Data provided:
┌──

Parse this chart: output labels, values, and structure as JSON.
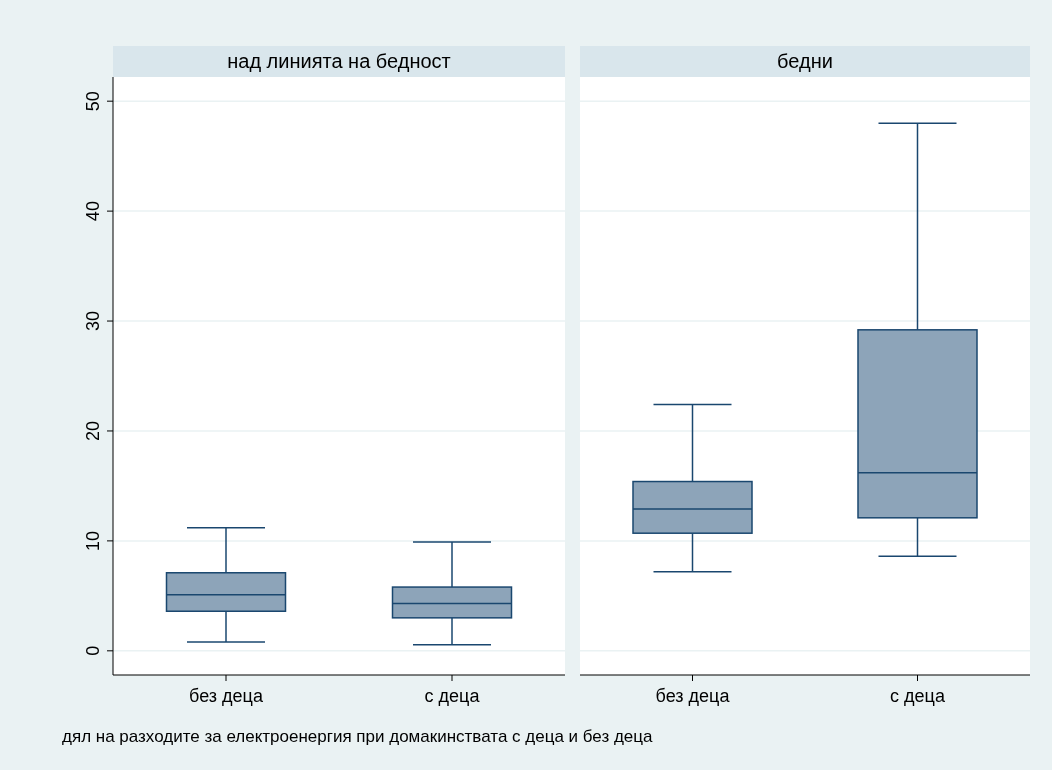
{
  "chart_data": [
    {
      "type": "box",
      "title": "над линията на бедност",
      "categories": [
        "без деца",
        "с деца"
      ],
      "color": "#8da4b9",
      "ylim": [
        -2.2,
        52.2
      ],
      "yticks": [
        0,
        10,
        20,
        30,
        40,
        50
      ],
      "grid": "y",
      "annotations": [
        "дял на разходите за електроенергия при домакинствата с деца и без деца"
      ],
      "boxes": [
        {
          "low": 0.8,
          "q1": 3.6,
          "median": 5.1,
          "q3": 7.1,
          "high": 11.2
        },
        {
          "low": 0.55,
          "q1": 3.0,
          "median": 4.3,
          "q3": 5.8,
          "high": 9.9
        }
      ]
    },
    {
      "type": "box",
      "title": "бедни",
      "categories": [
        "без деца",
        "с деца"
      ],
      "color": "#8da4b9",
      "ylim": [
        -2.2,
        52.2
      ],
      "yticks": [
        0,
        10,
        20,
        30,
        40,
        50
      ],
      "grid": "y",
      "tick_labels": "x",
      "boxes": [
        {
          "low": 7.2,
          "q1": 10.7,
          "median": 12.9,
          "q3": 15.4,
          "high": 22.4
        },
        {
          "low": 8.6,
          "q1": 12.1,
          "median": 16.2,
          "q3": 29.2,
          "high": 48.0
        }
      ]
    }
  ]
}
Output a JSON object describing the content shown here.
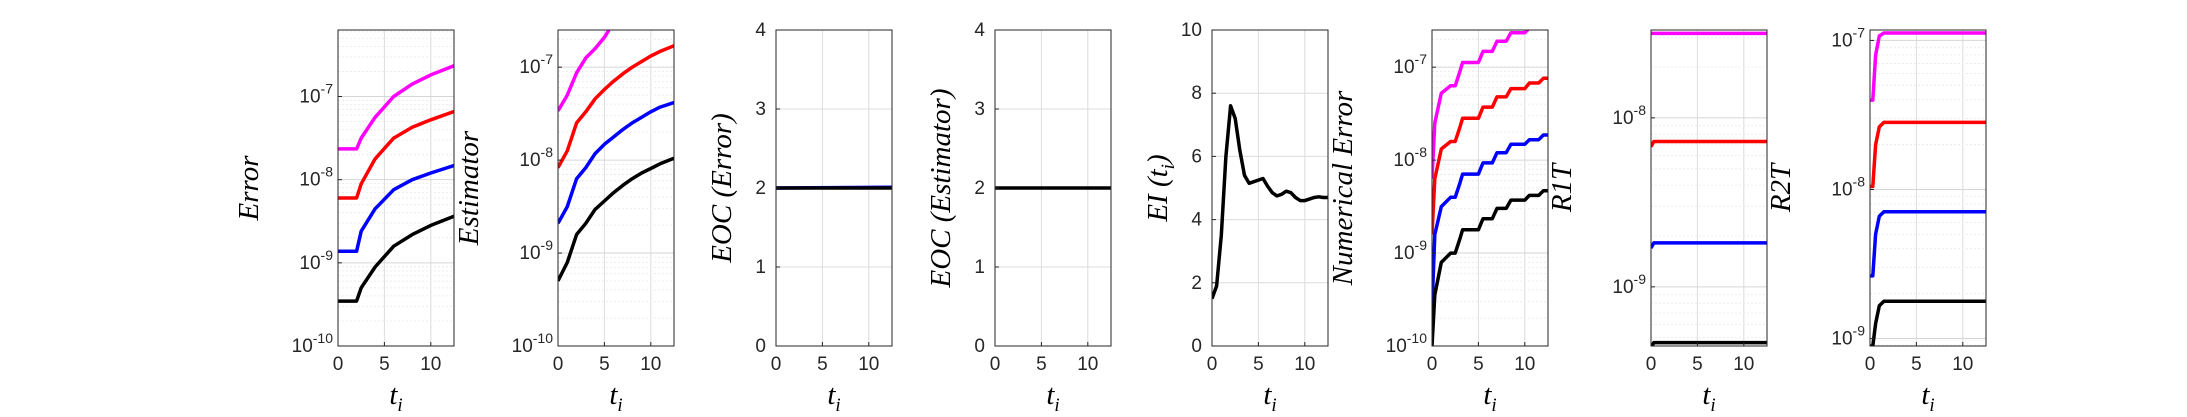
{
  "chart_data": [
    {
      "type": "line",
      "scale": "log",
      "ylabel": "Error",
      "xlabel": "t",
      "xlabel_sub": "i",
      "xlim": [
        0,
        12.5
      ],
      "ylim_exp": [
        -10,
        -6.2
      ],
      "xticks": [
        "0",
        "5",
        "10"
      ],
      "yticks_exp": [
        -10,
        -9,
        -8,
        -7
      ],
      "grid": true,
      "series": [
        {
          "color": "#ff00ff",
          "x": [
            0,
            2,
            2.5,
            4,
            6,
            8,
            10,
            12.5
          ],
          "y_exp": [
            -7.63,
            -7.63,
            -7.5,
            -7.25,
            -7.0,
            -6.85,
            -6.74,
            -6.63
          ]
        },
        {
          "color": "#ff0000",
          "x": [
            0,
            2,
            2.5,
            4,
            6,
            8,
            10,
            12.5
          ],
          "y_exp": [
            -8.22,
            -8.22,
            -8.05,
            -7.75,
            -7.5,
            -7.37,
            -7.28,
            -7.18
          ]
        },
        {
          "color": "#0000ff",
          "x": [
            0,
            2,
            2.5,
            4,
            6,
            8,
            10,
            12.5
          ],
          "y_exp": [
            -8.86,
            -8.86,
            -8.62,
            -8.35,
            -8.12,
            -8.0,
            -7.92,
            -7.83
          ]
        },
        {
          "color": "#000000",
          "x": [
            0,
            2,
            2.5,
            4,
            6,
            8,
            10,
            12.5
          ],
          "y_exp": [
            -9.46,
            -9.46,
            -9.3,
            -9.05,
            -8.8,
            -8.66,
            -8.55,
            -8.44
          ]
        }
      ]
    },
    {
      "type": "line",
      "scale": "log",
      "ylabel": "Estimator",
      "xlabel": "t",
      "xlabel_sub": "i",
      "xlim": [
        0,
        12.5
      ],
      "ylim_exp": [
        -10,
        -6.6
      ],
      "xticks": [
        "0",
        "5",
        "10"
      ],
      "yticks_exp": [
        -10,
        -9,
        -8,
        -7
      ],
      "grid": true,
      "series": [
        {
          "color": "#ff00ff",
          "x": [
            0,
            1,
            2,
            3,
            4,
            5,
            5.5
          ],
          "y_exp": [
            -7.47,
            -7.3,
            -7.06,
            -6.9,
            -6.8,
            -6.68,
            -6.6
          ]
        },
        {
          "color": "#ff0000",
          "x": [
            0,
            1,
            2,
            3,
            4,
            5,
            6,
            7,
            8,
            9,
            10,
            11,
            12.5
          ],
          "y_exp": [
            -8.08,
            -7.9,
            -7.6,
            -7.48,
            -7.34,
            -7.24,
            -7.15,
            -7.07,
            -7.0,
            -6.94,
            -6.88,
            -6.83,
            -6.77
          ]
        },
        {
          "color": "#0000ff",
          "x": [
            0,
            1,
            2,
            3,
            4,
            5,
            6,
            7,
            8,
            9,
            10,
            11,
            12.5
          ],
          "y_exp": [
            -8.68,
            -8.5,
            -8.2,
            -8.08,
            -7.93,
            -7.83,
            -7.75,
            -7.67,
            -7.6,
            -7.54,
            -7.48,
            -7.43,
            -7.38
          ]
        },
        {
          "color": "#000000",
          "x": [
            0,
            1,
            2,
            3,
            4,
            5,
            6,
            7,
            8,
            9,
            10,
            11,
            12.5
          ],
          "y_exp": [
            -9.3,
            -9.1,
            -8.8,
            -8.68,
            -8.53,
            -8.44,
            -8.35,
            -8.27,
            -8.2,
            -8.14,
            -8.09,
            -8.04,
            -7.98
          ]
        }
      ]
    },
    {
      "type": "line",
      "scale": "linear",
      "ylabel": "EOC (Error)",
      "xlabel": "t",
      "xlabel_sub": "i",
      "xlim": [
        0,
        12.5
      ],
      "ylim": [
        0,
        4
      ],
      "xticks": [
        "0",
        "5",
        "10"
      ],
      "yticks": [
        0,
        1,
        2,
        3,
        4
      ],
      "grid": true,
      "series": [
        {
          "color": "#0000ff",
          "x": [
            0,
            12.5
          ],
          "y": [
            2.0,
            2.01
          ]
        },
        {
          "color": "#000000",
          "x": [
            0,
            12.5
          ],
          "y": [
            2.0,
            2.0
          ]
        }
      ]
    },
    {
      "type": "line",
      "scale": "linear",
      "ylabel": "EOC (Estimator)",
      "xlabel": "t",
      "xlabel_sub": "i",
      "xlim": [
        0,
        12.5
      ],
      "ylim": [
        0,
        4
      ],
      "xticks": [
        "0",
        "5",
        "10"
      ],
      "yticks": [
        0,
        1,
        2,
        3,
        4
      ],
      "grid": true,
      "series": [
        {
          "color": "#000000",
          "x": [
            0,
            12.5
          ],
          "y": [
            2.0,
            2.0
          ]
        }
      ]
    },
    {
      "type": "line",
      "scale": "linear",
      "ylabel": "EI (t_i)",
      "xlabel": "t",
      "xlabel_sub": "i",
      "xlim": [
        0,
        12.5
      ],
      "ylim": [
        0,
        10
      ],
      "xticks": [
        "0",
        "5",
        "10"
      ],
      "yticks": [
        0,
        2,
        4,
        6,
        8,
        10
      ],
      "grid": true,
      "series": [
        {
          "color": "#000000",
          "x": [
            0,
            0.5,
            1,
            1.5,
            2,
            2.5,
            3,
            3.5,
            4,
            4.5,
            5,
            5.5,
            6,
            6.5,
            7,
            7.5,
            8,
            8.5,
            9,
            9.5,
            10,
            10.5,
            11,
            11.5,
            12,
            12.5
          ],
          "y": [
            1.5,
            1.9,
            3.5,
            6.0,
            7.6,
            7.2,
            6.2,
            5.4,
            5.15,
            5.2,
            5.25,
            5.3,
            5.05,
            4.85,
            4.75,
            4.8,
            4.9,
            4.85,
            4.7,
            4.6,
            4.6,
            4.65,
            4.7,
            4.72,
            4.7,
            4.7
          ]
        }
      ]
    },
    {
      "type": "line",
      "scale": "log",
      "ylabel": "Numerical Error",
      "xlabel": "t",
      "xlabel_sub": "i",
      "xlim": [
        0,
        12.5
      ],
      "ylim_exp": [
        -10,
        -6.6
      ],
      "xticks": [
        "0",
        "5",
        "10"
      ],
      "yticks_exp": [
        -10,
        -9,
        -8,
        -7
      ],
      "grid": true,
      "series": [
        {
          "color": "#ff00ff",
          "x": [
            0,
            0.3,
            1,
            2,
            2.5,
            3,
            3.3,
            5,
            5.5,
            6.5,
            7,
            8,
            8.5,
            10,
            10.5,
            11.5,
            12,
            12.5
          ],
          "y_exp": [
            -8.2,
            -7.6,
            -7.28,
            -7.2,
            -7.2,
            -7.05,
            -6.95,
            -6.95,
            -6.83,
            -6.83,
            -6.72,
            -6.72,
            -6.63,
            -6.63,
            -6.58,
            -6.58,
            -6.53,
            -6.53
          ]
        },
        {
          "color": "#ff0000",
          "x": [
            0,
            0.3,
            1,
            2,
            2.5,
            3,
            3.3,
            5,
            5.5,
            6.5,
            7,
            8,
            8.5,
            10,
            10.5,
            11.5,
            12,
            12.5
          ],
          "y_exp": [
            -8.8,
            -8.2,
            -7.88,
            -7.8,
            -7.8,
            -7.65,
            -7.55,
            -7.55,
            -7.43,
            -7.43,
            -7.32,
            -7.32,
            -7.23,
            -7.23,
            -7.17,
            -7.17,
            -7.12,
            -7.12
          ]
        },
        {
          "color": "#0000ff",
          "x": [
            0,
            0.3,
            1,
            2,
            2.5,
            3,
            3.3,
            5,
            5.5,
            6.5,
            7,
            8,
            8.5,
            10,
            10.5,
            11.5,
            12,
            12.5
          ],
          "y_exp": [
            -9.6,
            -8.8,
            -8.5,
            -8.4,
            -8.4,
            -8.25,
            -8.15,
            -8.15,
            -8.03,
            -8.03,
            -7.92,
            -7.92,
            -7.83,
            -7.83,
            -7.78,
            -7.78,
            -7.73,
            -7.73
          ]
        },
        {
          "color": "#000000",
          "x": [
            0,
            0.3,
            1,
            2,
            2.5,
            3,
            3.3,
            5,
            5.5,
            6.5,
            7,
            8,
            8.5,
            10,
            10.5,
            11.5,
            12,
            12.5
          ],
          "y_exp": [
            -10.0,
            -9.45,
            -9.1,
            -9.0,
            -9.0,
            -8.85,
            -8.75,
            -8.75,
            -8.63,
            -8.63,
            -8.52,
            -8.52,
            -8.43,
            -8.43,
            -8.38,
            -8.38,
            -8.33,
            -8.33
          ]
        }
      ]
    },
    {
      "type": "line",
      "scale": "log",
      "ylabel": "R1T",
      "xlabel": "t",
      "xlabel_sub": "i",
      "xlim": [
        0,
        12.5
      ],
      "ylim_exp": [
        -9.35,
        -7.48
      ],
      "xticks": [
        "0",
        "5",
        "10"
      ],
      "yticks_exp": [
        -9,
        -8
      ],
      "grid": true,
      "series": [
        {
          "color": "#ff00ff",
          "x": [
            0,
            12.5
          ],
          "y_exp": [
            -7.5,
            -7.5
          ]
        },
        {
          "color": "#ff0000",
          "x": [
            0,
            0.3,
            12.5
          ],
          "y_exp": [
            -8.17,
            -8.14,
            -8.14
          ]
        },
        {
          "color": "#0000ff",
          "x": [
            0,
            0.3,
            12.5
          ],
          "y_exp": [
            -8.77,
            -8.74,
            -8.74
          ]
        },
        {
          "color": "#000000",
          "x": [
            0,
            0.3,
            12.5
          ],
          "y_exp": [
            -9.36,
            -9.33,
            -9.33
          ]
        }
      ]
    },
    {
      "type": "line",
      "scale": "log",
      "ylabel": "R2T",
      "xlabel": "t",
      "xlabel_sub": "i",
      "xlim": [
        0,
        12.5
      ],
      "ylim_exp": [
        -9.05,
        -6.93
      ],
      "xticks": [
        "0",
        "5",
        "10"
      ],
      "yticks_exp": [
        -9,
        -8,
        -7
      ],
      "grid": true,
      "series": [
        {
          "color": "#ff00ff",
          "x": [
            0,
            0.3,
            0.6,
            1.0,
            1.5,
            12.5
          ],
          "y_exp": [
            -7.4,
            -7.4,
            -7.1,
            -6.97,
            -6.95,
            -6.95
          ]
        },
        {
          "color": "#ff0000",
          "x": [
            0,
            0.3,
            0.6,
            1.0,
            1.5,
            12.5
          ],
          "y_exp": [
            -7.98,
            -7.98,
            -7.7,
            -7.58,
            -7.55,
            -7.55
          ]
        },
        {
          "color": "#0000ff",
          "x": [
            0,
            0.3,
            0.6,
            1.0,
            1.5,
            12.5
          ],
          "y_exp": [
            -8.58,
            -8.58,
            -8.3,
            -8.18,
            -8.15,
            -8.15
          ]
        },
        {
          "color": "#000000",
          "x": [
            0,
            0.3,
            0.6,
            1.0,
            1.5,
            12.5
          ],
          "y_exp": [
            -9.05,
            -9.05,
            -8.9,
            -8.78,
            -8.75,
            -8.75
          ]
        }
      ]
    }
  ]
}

└──
┌──

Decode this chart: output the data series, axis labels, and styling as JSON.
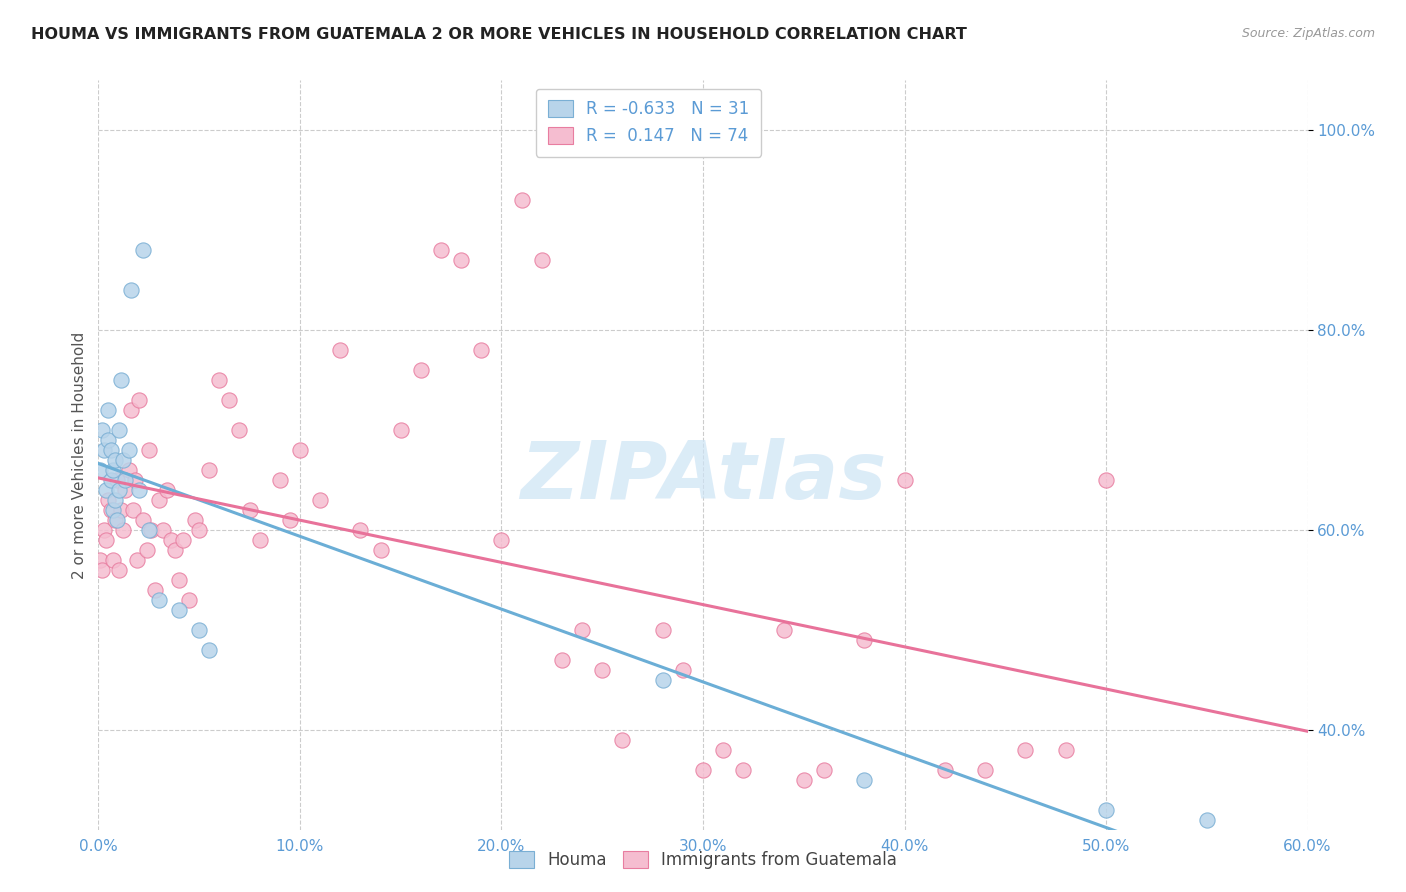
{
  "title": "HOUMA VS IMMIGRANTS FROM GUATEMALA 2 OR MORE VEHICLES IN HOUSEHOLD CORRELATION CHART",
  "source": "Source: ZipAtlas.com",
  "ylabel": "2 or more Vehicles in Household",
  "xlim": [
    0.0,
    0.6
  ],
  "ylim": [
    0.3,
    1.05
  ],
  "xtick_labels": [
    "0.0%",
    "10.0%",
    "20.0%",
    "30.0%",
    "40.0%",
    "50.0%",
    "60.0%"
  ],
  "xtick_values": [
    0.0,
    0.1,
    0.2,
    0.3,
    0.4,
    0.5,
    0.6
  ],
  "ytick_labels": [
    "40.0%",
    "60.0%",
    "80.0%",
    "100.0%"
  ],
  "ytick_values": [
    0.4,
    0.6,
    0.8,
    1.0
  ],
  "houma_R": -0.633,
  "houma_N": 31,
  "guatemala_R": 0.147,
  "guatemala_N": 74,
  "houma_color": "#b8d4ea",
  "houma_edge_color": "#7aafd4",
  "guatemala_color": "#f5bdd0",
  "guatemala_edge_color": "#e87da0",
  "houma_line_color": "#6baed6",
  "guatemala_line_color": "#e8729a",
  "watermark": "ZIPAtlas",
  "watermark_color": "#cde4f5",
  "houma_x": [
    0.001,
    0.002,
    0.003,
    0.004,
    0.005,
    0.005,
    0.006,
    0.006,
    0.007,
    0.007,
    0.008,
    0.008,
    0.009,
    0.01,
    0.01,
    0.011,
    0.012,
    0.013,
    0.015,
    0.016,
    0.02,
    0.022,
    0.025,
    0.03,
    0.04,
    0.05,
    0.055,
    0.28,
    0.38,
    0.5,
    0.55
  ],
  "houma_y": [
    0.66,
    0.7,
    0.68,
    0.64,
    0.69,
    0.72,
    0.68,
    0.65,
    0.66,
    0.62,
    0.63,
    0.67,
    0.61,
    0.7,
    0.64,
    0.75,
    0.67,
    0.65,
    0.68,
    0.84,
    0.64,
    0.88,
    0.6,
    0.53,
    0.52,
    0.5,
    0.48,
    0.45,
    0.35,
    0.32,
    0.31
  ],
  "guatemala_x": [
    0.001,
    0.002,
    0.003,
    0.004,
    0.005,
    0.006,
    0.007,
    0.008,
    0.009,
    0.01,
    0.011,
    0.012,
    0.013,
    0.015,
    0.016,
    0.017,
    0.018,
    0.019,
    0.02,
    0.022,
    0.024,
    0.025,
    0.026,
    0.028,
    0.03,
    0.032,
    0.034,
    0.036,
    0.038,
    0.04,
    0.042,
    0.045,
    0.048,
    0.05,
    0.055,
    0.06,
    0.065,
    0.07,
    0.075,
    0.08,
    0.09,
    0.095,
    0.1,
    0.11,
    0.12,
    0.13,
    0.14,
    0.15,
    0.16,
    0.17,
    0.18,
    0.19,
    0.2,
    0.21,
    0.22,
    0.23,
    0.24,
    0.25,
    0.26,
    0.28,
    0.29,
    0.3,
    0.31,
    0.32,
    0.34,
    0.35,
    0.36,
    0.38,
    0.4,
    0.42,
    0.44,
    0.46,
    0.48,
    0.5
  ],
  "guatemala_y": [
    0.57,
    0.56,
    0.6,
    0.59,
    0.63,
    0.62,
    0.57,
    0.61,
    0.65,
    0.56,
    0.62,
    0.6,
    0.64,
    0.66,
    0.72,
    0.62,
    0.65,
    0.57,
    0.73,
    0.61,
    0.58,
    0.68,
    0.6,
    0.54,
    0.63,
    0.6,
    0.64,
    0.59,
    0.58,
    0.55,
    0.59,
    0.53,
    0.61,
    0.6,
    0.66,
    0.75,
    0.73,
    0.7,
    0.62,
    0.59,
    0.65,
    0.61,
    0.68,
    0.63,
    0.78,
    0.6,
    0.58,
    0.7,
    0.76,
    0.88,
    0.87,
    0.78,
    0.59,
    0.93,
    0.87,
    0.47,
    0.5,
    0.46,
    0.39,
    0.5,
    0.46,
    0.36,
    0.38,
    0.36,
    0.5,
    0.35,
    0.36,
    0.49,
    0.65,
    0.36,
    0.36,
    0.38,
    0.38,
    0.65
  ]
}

└──

Problem to solve: Only lines with "this" are wanted here; list each of them.

The response:
Parse this chart: output labels, values, and structure as JSON.
Decode this chart: output the data series, axis labels, and styling as JSON.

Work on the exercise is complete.